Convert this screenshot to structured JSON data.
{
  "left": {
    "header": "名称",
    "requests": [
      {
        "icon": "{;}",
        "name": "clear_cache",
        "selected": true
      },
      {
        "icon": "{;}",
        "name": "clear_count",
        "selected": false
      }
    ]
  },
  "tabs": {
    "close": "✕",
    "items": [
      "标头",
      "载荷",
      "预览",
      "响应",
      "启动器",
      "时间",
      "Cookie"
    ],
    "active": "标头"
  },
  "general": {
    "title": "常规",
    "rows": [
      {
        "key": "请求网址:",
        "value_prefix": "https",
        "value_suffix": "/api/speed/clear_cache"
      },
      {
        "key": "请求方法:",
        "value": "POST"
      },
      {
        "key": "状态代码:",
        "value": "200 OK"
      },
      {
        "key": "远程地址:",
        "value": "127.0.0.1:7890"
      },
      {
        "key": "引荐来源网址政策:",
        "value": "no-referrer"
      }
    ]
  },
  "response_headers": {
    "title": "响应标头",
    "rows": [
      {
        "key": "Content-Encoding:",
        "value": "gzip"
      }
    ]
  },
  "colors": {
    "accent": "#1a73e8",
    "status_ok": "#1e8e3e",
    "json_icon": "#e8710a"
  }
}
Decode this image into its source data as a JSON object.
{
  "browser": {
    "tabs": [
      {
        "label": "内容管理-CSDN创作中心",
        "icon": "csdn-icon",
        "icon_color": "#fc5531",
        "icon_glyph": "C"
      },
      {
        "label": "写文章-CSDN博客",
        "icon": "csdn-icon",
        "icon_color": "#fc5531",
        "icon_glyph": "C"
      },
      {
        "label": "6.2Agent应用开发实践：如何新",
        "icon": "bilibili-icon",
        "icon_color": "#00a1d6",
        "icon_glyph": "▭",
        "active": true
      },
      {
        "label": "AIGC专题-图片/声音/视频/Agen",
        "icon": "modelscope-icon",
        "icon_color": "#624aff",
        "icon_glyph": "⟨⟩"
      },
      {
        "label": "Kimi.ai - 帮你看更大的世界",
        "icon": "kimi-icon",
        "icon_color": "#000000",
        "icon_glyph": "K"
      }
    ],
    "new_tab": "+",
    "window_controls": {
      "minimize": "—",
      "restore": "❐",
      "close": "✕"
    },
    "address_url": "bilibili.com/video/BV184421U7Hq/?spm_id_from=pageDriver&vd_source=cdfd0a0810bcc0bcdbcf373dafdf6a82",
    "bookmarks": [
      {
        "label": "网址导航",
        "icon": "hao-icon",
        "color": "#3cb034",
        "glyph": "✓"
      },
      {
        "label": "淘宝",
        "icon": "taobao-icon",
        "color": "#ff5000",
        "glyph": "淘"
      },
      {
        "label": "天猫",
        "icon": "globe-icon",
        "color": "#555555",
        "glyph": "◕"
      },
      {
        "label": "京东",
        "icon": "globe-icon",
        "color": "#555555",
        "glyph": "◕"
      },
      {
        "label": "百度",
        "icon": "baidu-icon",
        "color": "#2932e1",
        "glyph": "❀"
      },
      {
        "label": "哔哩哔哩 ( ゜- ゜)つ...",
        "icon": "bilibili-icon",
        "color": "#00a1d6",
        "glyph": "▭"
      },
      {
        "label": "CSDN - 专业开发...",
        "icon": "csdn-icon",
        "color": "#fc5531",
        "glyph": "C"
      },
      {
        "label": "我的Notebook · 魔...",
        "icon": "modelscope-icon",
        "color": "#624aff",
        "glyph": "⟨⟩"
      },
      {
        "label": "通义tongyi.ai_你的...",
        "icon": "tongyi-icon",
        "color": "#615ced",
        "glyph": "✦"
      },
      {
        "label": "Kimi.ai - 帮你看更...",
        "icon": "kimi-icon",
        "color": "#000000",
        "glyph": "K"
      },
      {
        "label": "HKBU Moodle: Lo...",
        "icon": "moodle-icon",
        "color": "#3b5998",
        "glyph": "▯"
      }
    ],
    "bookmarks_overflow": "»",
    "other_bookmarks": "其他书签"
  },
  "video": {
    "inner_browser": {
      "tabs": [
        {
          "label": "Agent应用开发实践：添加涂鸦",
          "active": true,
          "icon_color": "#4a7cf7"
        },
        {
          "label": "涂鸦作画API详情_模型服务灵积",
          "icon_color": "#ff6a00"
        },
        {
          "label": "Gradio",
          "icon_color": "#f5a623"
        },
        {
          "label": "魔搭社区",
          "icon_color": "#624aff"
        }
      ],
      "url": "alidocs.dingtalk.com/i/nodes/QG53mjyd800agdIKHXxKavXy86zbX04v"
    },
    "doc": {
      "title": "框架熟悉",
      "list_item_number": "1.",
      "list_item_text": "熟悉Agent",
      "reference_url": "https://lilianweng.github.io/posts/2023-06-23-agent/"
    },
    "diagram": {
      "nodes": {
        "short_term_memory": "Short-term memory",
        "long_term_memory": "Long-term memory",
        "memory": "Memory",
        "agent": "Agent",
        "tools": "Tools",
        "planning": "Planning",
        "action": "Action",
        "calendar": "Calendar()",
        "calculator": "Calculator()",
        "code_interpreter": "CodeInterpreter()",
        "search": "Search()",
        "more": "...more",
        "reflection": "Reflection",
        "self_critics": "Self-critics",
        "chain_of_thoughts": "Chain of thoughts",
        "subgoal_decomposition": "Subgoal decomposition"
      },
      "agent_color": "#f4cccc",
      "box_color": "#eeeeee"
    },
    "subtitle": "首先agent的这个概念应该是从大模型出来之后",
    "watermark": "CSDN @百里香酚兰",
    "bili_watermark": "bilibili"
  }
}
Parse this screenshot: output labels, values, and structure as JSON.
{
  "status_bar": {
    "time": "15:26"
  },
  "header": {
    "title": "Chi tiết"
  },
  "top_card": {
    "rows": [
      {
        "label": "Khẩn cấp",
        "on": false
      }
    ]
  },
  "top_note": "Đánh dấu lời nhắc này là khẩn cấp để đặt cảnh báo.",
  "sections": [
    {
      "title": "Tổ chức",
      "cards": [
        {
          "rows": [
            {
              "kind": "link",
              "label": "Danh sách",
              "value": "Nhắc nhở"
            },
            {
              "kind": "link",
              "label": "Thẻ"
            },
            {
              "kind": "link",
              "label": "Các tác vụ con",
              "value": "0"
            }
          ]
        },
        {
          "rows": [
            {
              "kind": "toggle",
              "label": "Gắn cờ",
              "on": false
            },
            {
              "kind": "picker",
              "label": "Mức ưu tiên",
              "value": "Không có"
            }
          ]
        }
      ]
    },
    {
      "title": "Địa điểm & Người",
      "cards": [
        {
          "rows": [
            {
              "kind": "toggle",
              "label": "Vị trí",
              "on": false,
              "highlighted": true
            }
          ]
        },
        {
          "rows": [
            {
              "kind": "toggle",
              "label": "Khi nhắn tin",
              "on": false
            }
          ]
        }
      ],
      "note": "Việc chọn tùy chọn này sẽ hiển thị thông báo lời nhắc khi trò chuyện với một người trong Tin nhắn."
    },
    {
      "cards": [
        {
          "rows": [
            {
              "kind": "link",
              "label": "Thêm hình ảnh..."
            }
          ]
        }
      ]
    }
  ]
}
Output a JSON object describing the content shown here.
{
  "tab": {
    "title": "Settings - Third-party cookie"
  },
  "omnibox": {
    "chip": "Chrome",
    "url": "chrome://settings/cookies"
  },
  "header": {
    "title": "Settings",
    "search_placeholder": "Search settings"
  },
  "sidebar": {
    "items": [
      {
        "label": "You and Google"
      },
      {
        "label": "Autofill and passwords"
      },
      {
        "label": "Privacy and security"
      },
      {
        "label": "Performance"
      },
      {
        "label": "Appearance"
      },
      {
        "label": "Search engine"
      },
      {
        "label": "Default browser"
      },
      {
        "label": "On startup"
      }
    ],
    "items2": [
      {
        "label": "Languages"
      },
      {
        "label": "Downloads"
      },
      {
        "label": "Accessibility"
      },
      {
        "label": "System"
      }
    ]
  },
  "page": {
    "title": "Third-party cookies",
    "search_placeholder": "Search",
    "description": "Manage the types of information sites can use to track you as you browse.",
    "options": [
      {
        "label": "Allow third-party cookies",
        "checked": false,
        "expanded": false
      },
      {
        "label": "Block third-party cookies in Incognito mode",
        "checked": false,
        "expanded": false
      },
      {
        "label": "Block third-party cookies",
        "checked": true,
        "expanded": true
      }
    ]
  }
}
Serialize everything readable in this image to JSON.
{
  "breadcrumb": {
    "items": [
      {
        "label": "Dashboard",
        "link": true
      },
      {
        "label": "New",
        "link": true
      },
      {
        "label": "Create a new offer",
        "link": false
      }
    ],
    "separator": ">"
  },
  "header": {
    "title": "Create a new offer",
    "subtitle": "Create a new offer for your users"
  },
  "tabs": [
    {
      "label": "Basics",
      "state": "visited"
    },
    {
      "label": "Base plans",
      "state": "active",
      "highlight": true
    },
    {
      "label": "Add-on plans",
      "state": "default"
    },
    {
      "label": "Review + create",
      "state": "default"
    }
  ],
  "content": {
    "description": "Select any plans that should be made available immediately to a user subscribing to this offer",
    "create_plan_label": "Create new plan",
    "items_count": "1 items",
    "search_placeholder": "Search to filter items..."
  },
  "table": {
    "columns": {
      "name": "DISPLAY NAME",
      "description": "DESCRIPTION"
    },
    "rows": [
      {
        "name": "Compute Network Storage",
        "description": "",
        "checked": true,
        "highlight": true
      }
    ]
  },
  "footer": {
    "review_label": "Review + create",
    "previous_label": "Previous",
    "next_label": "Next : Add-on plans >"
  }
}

Brief: Take the line that contains "Serialize everything readable" and every line after it through the end of the listing above, and repeat them exactly.

Answer to this exercise:
Serialize everything readable in this image to JSON.
{
  "breadcrumb": {
    "items": [
      {
        "label": "Dashboard",
        "link": true
      },
      {
        "label": "New",
        "link": true
      },
      {
        "label": "Create a new offer",
        "link": false
      }
    ],
    "separator": ">"
  },
  "header": {
    "title": "Create a new offer",
    "subtitle": "Create a new offer for your users"
  },
  "tabs": [
    {
      "label": "Basics",
      "state": "visited"
    },
    {
      "label": "Base plans",
      "state": "active",
      "highlight": true
    },
    {
      "label": "Add-on plans",
      "state": "default"
    },
    {
      "label": "Review + create",
      "state": "default"
    }
  ],
  "content": {
    "description": "Select any plans that should be made available immediately to a user subscribing to this offer",
    "create_plan_label": "Create new plan",
    "items_count": "1 items",
    "search_placeholder": "Search to filter items..."
  },
  "table": {
    "columns": {
      "name": "DISPLAY NAME",
      "description": "DESCRIPTION"
    },
    "rows": [
      {
        "name": "Compute Network Storage",
        "description": "",
        "checked": true,
        "highlight": true
      }
    ]
  },
  "footer": {
    "review_label": "Review + create",
    "previous_label": "Previous",
    "next_label": "Next : Add-on plans >"
  }
}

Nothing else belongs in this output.